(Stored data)
******
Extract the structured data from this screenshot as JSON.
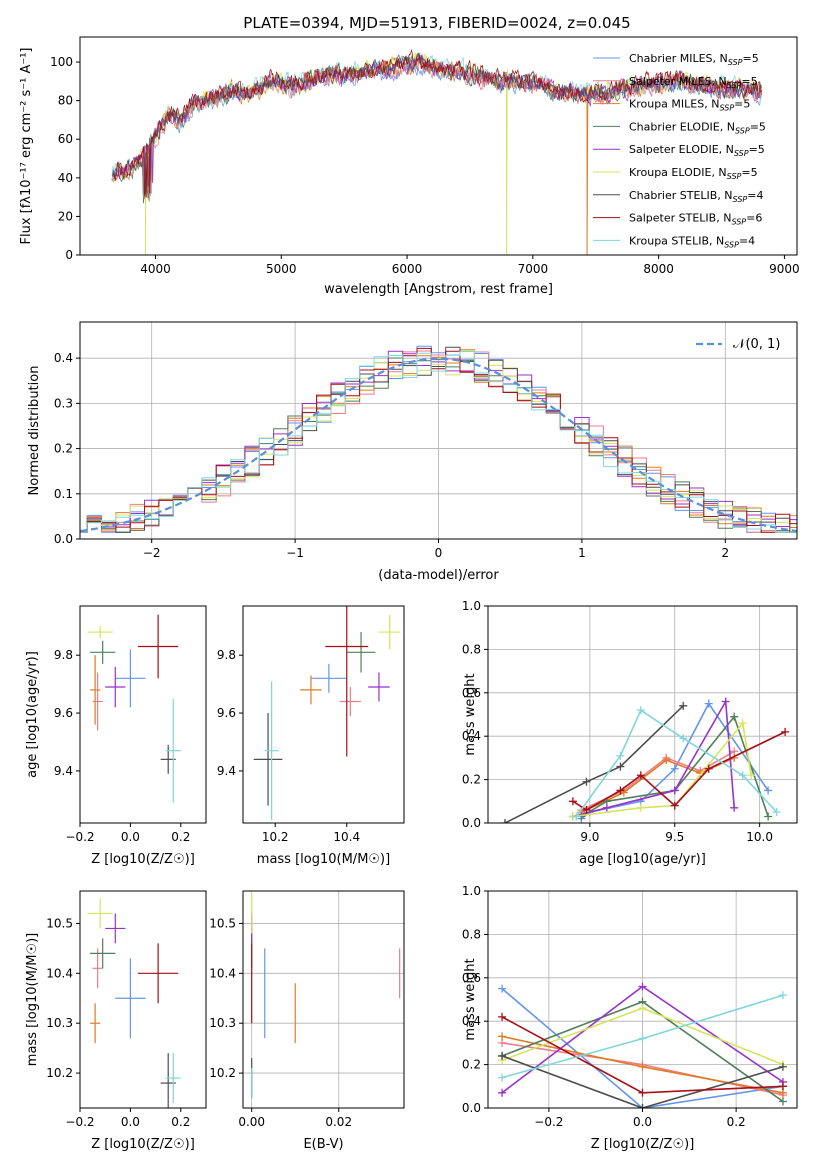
{
  "figure_title": "PLATE=0394, MJD=51913, FIBERID=0024, z=0.045",
  "colors": {
    "Chabrier MILES": "#6495ed",
    "Salpeter MILES": "#ef7d8a",
    "Kroupa MILES": "#e07b25",
    "Chabrier ELODIE": "#4f7f5a",
    "Salpeter ELODIE": "#9932cc",
    "Kroupa ELODIE": "#d6e45c",
    "Chabrier STELIB": "#4d4d4d",
    "Salpeter STELIB": "#a50f15",
    "Kroupa STELIB": "#7fd6dc",
    "normal": "#5b8fd9"
  },
  "chart_data": [
    {
      "id": "spectrum",
      "type": "line",
      "title": "PLATE=0394, MJD=51913, FIBERID=0024, z=0.045",
      "xlabel": "wavelength [Angstrom, rest frame]",
      "ylabel": "Flux [fλ10⁻¹⁷ erg cm⁻² s⁻¹ A⁻¹]",
      "xlim": [
        3400,
        9100
      ],
      "ylim": [
        0,
        113
      ],
      "xticks": [
        4000,
        5000,
        6000,
        7000,
        8000,
        9000
      ],
      "yticks": [
        0,
        20,
        40,
        60,
        80,
        100
      ],
      "legend_position": "upper-right",
      "legend": [
        {
          "name": "Chabrier MILES",
          "nssp": "5"
        },
        {
          "name": "Salpeter MILES",
          "nssp": "5"
        },
        {
          "name": "Kroupa MILES",
          "nssp": "5"
        },
        {
          "name": "Chabrier ELODIE",
          "nssp": "5"
        },
        {
          "name": "Salpeter ELODIE",
          "nssp": "5"
        },
        {
          "name": "Kroupa ELODIE",
          "nssp": "5"
        },
        {
          "name": "Chabrier STELIB",
          "nssp": "4"
        },
        {
          "name": "Salpeter STELIB",
          "nssp": "6"
        },
        {
          "name": "Kroupa STELIB",
          "nssp": "4"
        }
      ],
      "continuum": {
        "x": [
          3650,
          3750,
          3850,
          3950,
          4000,
          4100,
          4200,
          4300,
          4400,
          4500,
          4600,
          4700,
          4800,
          4900,
          5000,
          5100,
          5200,
          5300,
          5400,
          5500,
          5600,
          5700,
          5800,
          5900,
          6000,
          6100,
          6200,
          6300,
          6400,
          6500,
          6600,
          6700,
          6800,
          6900,
          7000,
          7100,
          7200,
          7300,
          7400,
          7500,
          7600,
          7700,
          7800,
          7900,
          8000,
          8100,
          8200,
          8300,
          8400,
          8500,
          8600,
          8700,
          8820
        ],
        "y": [
          44,
          43,
          48,
          55,
          62,
          72,
          70,
          78,
          80,
          82,
          85,
          84,
          85,
          90,
          89,
          88,
          90,
          92,
          94,
          93,
          94,
          96,
          96,
          97,
          99,
          99,
          98,
          96,
          95,
          94,
          92,
          90,
          91,
          89,
          89,
          88,
          84,
          85,
          83,
          84,
          83,
          86,
          87,
          88,
          89,
          90,
          89,
          88,
          88,
          87,
          86,
          86,
          85
        ]
      },
      "dropouts": [
        {
          "x": 3920,
          "series": "Kroupa ELODIE"
        },
        {
          "x": 6790,
          "series": "Kroupa ELODIE"
        },
        {
          "x": 7430,
          "series": "Kroupa MILES"
        }
      ]
    },
    {
      "id": "residuals",
      "type": "histogram",
      "xlabel": "(data-model)/error",
      "ylabel": "Normed distribution",
      "xlim": [
        -2.5,
        2.5
      ],
      "ylim": [
        0,
        0.48
      ],
      "xticks": [
        -2,
        -1,
        0,
        1,
        2
      ],
      "yticks": [
        0.0,
        0.1,
        0.2,
        0.3,
        0.4
      ],
      "grid": true,
      "legend_position": "upper-right",
      "reference_label": "𝒩(0, 1)",
      "bin_width": 0.1
    },
    {
      "id": "age_vs_Z",
      "type": "errorbar",
      "xlabel": "Z [log10(Z/Z☉)]",
      "ylabel": "age  [log10(age/yr)]",
      "xlim": [
        -0.2,
        0.3
      ],
      "ylim": [
        9.22,
        9.97
      ],
      "xticks": [
        -0.2,
        0.0,
        0.2
      ],
      "yticks": [
        9.4,
        9.6,
        9.8
      ],
      "grid": false,
      "points": [
        {
          "series": "Chabrier MILES",
          "x": 0.0,
          "xerr": 0.06,
          "y": 9.72,
          "yerr": 0.1
        },
        {
          "series": "Salpeter MILES",
          "x": -0.13,
          "xerr": 0.02,
          "y": 9.64,
          "yerr": 0.1
        },
        {
          "series": "Kroupa MILES",
          "x": -0.14,
          "xerr": 0.02,
          "y": 9.68,
          "yerr": 0.12
        },
        {
          "series": "Chabrier ELODIE",
          "x": -0.11,
          "xerr": 0.05,
          "y": 9.81,
          "yerr": 0.04
        },
        {
          "series": "Salpeter ELODIE",
          "x": -0.06,
          "xerr": 0.04,
          "y": 9.69,
          "yerr": 0.07
        },
        {
          "series": "Kroupa ELODIE",
          "x": -0.12,
          "xerr": 0.05,
          "y": 9.88,
          "yerr": 0.02
        },
        {
          "series": "Chabrier STELIB",
          "x": 0.15,
          "xerr": 0.03,
          "y": 9.44,
          "yerr": 0.05
        },
        {
          "series": "Salpeter STELIB",
          "x": 0.11,
          "xerr": 0.08,
          "y": 9.83,
          "yerr": 0.11
        },
        {
          "series": "Kroupa STELIB",
          "x": 0.17,
          "xerr": 0.03,
          "y": 9.47,
          "yerr": 0.18
        }
      ]
    },
    {
      "id": "age_vs_mass",
      "type": "errorbar",
      "xlabel": "mass [log10(M/M☉)]",
      "ylabel": "",
      "xlim": [
        10.11,
        10.56
      ],
      "ylim": [
        9.22,
        9.97
      ],
      "xticks": [
        10.2,
        10.4
      ],
      "yticks": [
        9.4,
        9.6,
        9.8
      ],
      "grid": false,
      "points": [
        {
          "series": "Chabrier MILES",
          "x": 10.35,
          "xerr": 0.05,
          "y": 9.72,
          "yerr": 0.05
        },
        {
          "series": "Salpeter MILES",
          "x": 10.41,
          "xerr": 0.03,
          "y": 9.64,
          "yerr": 0.05
        },
        {
          "series": "Kroupa MILES",
          "x": 10.3,
          "xerr": 0.03,
          "y": 9.68,
          "yerr": 0.05
        },
        {
          "series": "Chabrier ELODIE",
          "x": 10.44,
          "xerr": 0.04,
          "y": 9.81,
          "yerr": 0.07
        },
        {
          "series": "Salpeter ELODIE",
          "x": 10.49,
          "xerr": 0.03,
          "y": 9.69,
          "yerr": 0.05
        },
        {
          "series": "Kroupa ELODIE",
          "x": 10.52,
          "xerr": 0.03,
          "y": 9.88,
          "yerr": 0.06
        },
        {
          "series": "Chabrier STELIB",
          "x": 10.18,
          "xerr": 0.04,
          "y": 9.44,
          "yerr": 0.16
        },
        {
          "series": "Salpeter STELIB",
          "x": 10.4,
          "xerr": 0.06,
          "y": 9.83,
          "yerr": 0.38
        },
        {
          "series": "Kroupa STELIB",
          "x": 10.19,
          "xerr": 0.02,
          "y": 9.47,
          "yerr": 0.24
        }
      ]
    },
    {
      "id": "age_weights",
      "type": "line",
      "xlabel": "age  [log10(age/yr)]",
      "ylabel": "mass weight",
      "xlim": [
        8.4,
        10.22
      ],
      "ylim": [
        0,
        1
      ],
      "xticks": [
        9.0,
        9.5,
        10.0
      ],
      "yticks": [
        0.0,
        0.2,
        0.4,
        0.6,
        0.8,
        1.0
      ],
      "grid": true,
      "series": [
        {
          "name": "Chabrier MILES",
          "x": [
            8.95,
            9.0,
            9.3,
            9.5,
            9.7,
            10.05
          ],
          "y": [
            0.02,
            0.05,
            0.1,
            0.25,
            0.55,
            0.15
          ]
        },
        {
          "name": "Salpeter MILES",
          "x": [
            8.95,
            9.2,
            9.45,
            9.65,
            9.85
          ],
          "y": [
            0.06,
            0.15,
            0.3,
            0.24,
            0.33
          ]
        },
        {
          "name": "Kroupa MILES",
          "x": [
            8.95,
            9.2,
            9.45,
            9.65,
            9.85
          ],
          "y": [
            0.05,
            0.14,
            0.29,
            0.23,
            0.3
          ]
        },
        {
          "name": "Chabrier ELODIE",
          "x": [
            8.95,
            9.1,
            9.5,
            9.85,
            10.05
          ],
          "y": [
            0.03,
            0.1,
            0.15,
            0.49,
            0.03
          ]
        },
        {
          "name": "Salpeter ELODIE",
          "x": [
            8.9,
            9.1,
            9.5,
            9.8,
            9.85
          ],
          "y": [
            0.03,
            0.07,
            0.15,
            0.56,
            0.07
          ]
        },
        {
          "name": "Kroupa ELODIE",
          "x": [
            8.9,
            9.3,
            9.5,
            9.9,
            9.95
          ],
          "y": [
            0.03,
            0.07,
            0.08,
            0.46,
            0.22
          ]
        },
        {
          "name": "Chabrier STELIB",
          "x": [
            8.5,
            8.98,
            9.18,
            9.55
          ],
          "y": [
            0.0,
            0.19,
            0.26,
            0.54
          ]
        },
        {
          "name": "Salpeter STELIB",
          "x": [
            8.9,
            8.98,
            9.18,
            9.3,
            9.5,
            9.7,
            10.15
          ],
          "y": [
            0.1,
            0.06,
            0.15,
            0.22,
            0.08,
            0.25,
            0.42
          ]
        },
        {
          "name": "Kroupa STELIB",
          "x": [
            8.92,
            9.18,
            9.3,
            9.55,
            9.9,
            10.1
          ],
          "y": [
            0.03,
            0.31,
            0.52,
            0.39,
            0.22,
            0.05
          ]
        }
      ]
    },
    {
      "id": "mass_vs_Z",
      "type": "errorbar",
      "xlabel": "Z [log10(Z/Z☉)]",
      "ylabel": "mass [log10(M/M☉)]",
      "xlim": [
        -0.2,
        0.3
      ],
      "ylim": [
        10.13,
        10.565
      ],
      "xticks": [
        -0.2,
        0.0,
        0.2
      ],
      "yticks": [
        10.2,
        10.3,
        10.4,
        10.5
      ],
      "grid": false,
      "points": [
        {
          "series": "Chabrier MILES",
          "x": 0.0,
          "xerr": 0.06,
          "y": 10.35,
          "yerr": 0.08
        },
        {
          "series": "Salpeter MILES",
          "x": -0.13,
          "xerr": 0.02,
          "y": 10.41,
          "yerr": 0.04
        },
        {
          "series": "Kroupa MILES",
          "x": -0.14,
          "xerr": 0.02,
          "y": 10.3,
          "yerr": 0.04
        },
        {
          "series": "Chabrier ELODIE",
          "x": -0.11,
          "xerr": 0.05,
          "y": 10.44,
          "yerr": 0.03
        },
        {
          "series": "Salpeter ELODIE",
          "x": -0.06,
          "xerr": 0.04,
          "y": 10.49,
          "yerr": 0.03
        },
        {
          "series": "Kroupa ELODIE",
          "x": -0.12,
          "xerr": 0.05,
          "y": 10.52,
          "yerr": 0.03
        },
        {
          "series": "Chabrier STELIB",
          "x": 0.15,
          "xerr": 0.03,
          "y": 10.18,
          "yerr": 0.06
        },
        {
          "series": "Salpeter STELIB",
          "x": 0.11,
          "xerr": 0.08,
          "y": 10.4,
          "yerr": 0.06
        },
        {
          "series": "Kroupa STELIB",
          "x": 0.17,
          "xerr": 0.03,
          "y": 10.19,
          "yerr": 0.05
        }
      ]
    },
    {
      "id": "mass_vs_ebv",
      "type": "errorbar",
      "xlabel": "E(B-V)",
      "ylabel": "",
      "xlim": [
        -0.002,
        0.035
      ],
      "ylim": [
        10.13,
        10.565
      ],
      "xticks": [
        0.0,
        0.02
      ],
      "yticks": [
        10.2,
        10.3,
        10.4,
        10.5
      ],
      "grid": true,
      "points": [
        {
          "series": "Chabrier MILES",
          "x": 0.003,
          "xerr": 0,
          "y": 10.36,
          "yerr": 0.09
        },
        {
          "series": "Salpeter MILES",
          "x": 0.034,
          "xerr": 0,
          "y": 10.4,
          "yerr": 0.05
        },
        {
          "series": "Kroupa MILES",
          "x": 0.01,
          "xerr": 0,
          "y": 10.32,
          "yerr": 0.06
        },
        {
          "series": "Chabrier ELODIE",
          "x": 0.0,
          "xerr": 0,
          "y": 10.45,
          "yerr": 0.04
        },
        {
          "series": "Salpeter ELODIE",
          "x": 0.0,
          "xerr": 0,
          "y": 10.49,
          "yerr": 0.03
        },
        {
          "series": "Kroupa ELODIE",
          "x": 0.0,
          "xerr": 0,
          "y": 10.52,
          "yerr": 0.04
        },
        {
          "series": "Chabrier STELIB",
          "x": 0.0,
          "xerr": 0,
          "y": 10.19,
          "yerr": 0.04
        },
        {
          "series": "Salpeter STELIB",
          "x": 0.0,
          "xerr": 0,
          "y": 10.38,
          "yerr": 0.08
        },
        {
          "series": "Kroupa STELIB",
          "x": 0.0,
          "xerr": 0,
          "y": 10.18,
          "yerr": 0.03
        }
      ]
    },
    {
      "id": "Z_weights",
      "type": "line",
      "xlabel": "Z [log10(Z/Z☉)]",
      "ylabel": "mass weight",
      "xlim": [
        -0.33,
        0.33
      ],
      "ylim": [
        0,
        1
      ],
      "xticks": [
        -0.2,
        0.0,
        0.2
      ],
      "yticks": [
        0.0,
        0.2,
        0.4,
        0.6,
        0.8,
        1.0
      ],
      "grid": true,
      "series": [
        {
          "name": "Chabrier MILES",
          "x": [
            -0.3,
            0.0,
            0.3
          ],
          "y": [
            0.55,
            0.0,
            0.1
          ]
        },
        {
          "name": "Salpeter MILES",
          "x": [
            -0.3,
            0.0,
            0.3
          ],
          "y": [
            0.3,
            0.2,
            0.06
          ]
        },
        {
          "name": "Kroupa MILES",
          "x": [
            -0.3,
            0.0,
            0.3
          ],
          "y": [
            0.33,
            0.19,
            0.07
          ]
        },
        {
          "name": "Chabrier ELODIE",
          "x": [
            -0.3,
            0.0,
            0.3
          ],
          "y": [
            0.24,
            0.49,
            0.03
          ]
        },
        {
          "name": "Salpeter ELODIE",
          "x": [
            -0.3,
            0.0,
            0.3
          ],
          "y": [
            0.07,
            0.56,
            0.12
          ]
        },
        {
          "name": "Kroupa ELODIE",
          "x": [
            -0.3,
            0.0,
            0.3
          ],
          "y": [
            0.22,
            0.46,
            0.2
          ]
        },
        {
          "name": "Chabrier STELIB",
          "x": [
            -0.3,
            0.0,
            0.3
          ],
          "y": [
            0.24,
            0.0,
            0.19
          ]
        },
        {
          "name": "Salpeter STELIB",
          "x": [
            -0.3,
            0.0,
            0.3
          ],
          "y": [
            0.42,
            0.07,
            0.1
          ]
        },
        {
          "name": "Kroupa STELIB",
          "x": [
            -0.3,
            0.0,
            0.3
          ],
          "y": [
            0.14,
            0.32,
            0.52
          ]
        }
      ]
    }
  ]
}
******
- Exercise prompt: From the listing above, collect every line that mentions the word "PLATE".

- Final answer:
  "figure_title": "PLATE=0394, MJD=51913, FIBERID=0024, z=0.045",
      "title": "PLATE=0394, MJD=51913, FIBERID=0024, z=0.045",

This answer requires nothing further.